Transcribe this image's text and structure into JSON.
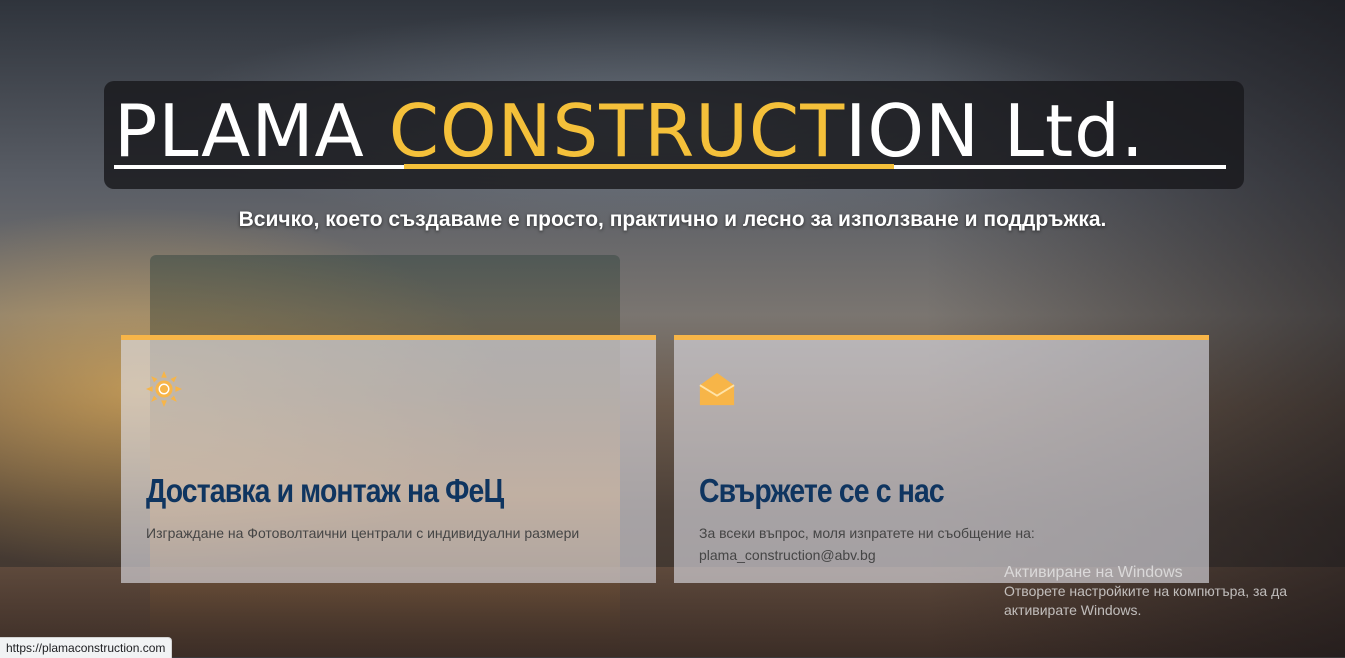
{
  "logo": {
    "part1": "PLAMA ",
    "part2": "CONSTRUCT",
    "part3": "ION Ltd.",
    "accent_color": "#f4c03a"
  },
  "tagline": "Всичко, което създаваме е просто, практично и лесно за използване и поддръжка.",
  "cards": [
    {
      "icon": "sun-icon",
      "title": "Доставка и монтаж на ФеЦ",
      "text": "Изграждане на Фотоволтаични централи с индивидуални размери"
    },
    {
      "icon": "envelope-icon",
      "title": "Свържете се с нас",
      "text": "За всеки въпрос, моля изпратете ни съобщение на:",
      "email": "plama_construction@abv.bg"
    }
  ],
  "card_accent_color": "#f7b548",
  "title_color": "#0f3560",
  "windows_notice": {
    "title": "Активиране на Windows",
    "text": "Отворете настройките на компютъра, за да активирате Windows."
  },
  "status_url": "https://plamaconstruction.com"
}
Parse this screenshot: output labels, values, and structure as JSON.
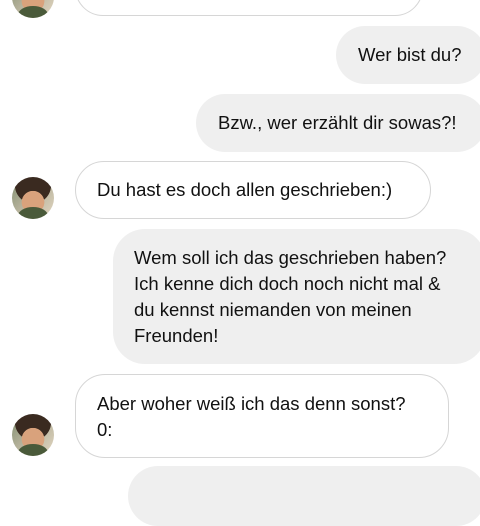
{
  "chat": {
    "messages": [
      {
        "id": "m1",
        "direction": "outgoing",
        "text": "Wer bist du?"
      },
      {
        "id": "m2",
        "direction": "outgoing",
        "text": "Bzw., wer erzählt dir sowas?!"
      },
      {
        "id": "m3",
        "direction": "incoming",
        "text": "Du hast es doch allen geschrieben:)"
      },
      {
        "id": "m4",
        "direction": "outgoing",
        "text": "Wem soll ich das geschrieben haben?\nIch kenne dich doch noch nicht mal &\ndu kennst niemanden von meinen\nFreunden!"
      },
      {
        "id": "m5",
        "direction": "incoming",
        "text": "Aber woher weiß ich das denn sonst?\n0:"
      }
    ]
  },
  "colors": {
    "incoming_bubble_bg": "#ffffff",
    "incoming_bubble_border": "#d6d6d6",
    "outgoing_bubble_bg": "#efefef",
    "text": "#111111"
  }
}
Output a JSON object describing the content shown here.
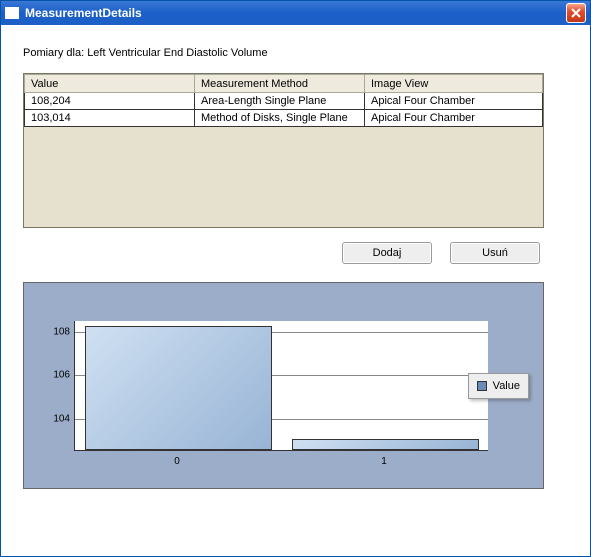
{
  "window": {
    "title": "MeasurementDetails"
  },
  "prompt": "Pomiary dla: Left Ventricular End Diastolic Volume",
  "table": {
    "headers": {
      "value": "Value",
      "method": "Measurement Method",
      "view": "Image View"
    },
    "rows": [
      {
        "value": "108,204",
        "method": "Area-Length Single Plane",
        "view": "Apical Four Chamber"
      },
      {
        "value": "103,014",
        "method": "Method of Disks, Single Plane",
        "view": "Apical Four Chamber"
      }
    ]
  },
  "buttons": {
    "add": "Dodaj",
    "remove": "Usuń"
  },
  "legend": {
    "label": "Value"
  },
  "yticks": {
    "t0": "104",
    "t1": "106",
    "t2": "108"
  },
  "xticks": {
    "x0": "0",
    "x1": "1"
  },
  "chart_data": {
    "type": "bar",
    "categories": [
      "0",
      "1"
    ],
    "series": [
      {
        "name": "Value",
        "values": [
          108.204,
          103.014
        ]
      }
    ],
    "title": "",
    "xlabel": "",
    "ylabel": "",
    "ylim": [
      102.5,
      108.5
    ]
  }
}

----

GIVEN TASK: Omit the pictures and reproduce the listing exactly.

EXERCISE OUTPUT:
Transcribe this image's text and structure into JSON.
{
  "logo": {
    "part1": "PLAMA ",
    "part2": "CONSTRUCT",
    "part3": "ION Ltd.",
    "accent_color": "#f4c03a"
  },
  "tagline": "Всичко, което създаваме е просто, практично и лесно за използване и поддръжка.",
  "cards": [
    {
      "icon": "sun-icon",
      "title": "Доставка и монтаж на ФеЦ",
      "text": "Изграждане на Фотоволтаични централи с индивидуални размери"
    },
    {
      "icon": "envelope-icon",
      "title": "Свържете се с нас",
      "text": "За всеки въпрос, моля изпратете ни съобщение на:",
      "email": "plama_construction@abv.bg"
    }
  ],
  "card_accent_color": "#f7b548",
  "title_color": "#0f3560",
  "windows_notice": {
    "title": "Активиране на Windows",
    "text": "Отворете настройките на компютъра, за да активирате Windows."
  },
  "status_url": "https://plamaconstruction.com"
}
Parse this screenshot: output labels, values, and structure as JSON.
{
  "chat": {
    "messages": [
      {
        "id": "m1",
        "direction": "outgoing",
        "text": "Wer bist du?"
      },
      {
        "id": "m2",
        "direction": "outgoing",
        "text": "Bzw., wer erzählt dir sowas?!"
      },
      {
        "id": "m3",
        "direction": "incoming",
        "text": "Du hast es doch allen geschrieben:)"
      },
      {
        "id": "m4",
        "direction": "outgoing",
        "text": "Wem soll ich das geschrieben haben?\nIch kenne dich doch noch nicht mal &\ndu kennst niemanden von meinen\nFreunden!"
      },
      {
        "id": "m5",
        "direction": "incoming",
        "text": "Aber woher weiß ich das denn sonst?\n0:"
      }
    ]
  },
  "colors": {
    "incoming_bubble_bg": "#ffffff",
    "incoming_bubble_border": "#d6d6d6",
    "outgoing_bubble_bg": "#efefef",
    "text": "#111111"
  }
}
Output a JSON object describing the content shown here.
{
  "window": {
    "title": "MeasurementDetails"
  },
  "prompt": "Pomiary dla: Left Ventricular End Diastolic Volume",
  "table": {
    "headers": {
      "value": "Value",
      "method": "Measurement Method",
      "view": "Image View"
    },
    "rows": [
      {
        "value": "108,204",
        "method": "Area-Length Single Plane",
        "view": "Apical Four Chamber"
      },
      {
        "value": "103,014",
        "method": "Method of Disks, Single Plane",
        "view": "Apical Four Chamber"
      }
    ]
  },
  "buttons": {
    "add": "Dodaj",
    "remove": "Usuń"
  },
  "legend": {
    "label": "Value"
  },
  "yticks": {
    "t0": "104",
    "t1": "106",
    "t2": "108"
  },
  "xticks": {
    "x0": "0",
    "x1": "1"
  },
  "chart_data": {
    "type": "bar",
    "categories": [
      "0",
      "1"
    ],
    "series": [
      {
        "name": "Value",
        "values": [
          108.204,
          103.014
        ]
      }
    ],
    "title": "",
    "xlabel": "",
    "ylabel": "",
    "ylim": [
      102.5,
      108.5
    ]
  }
}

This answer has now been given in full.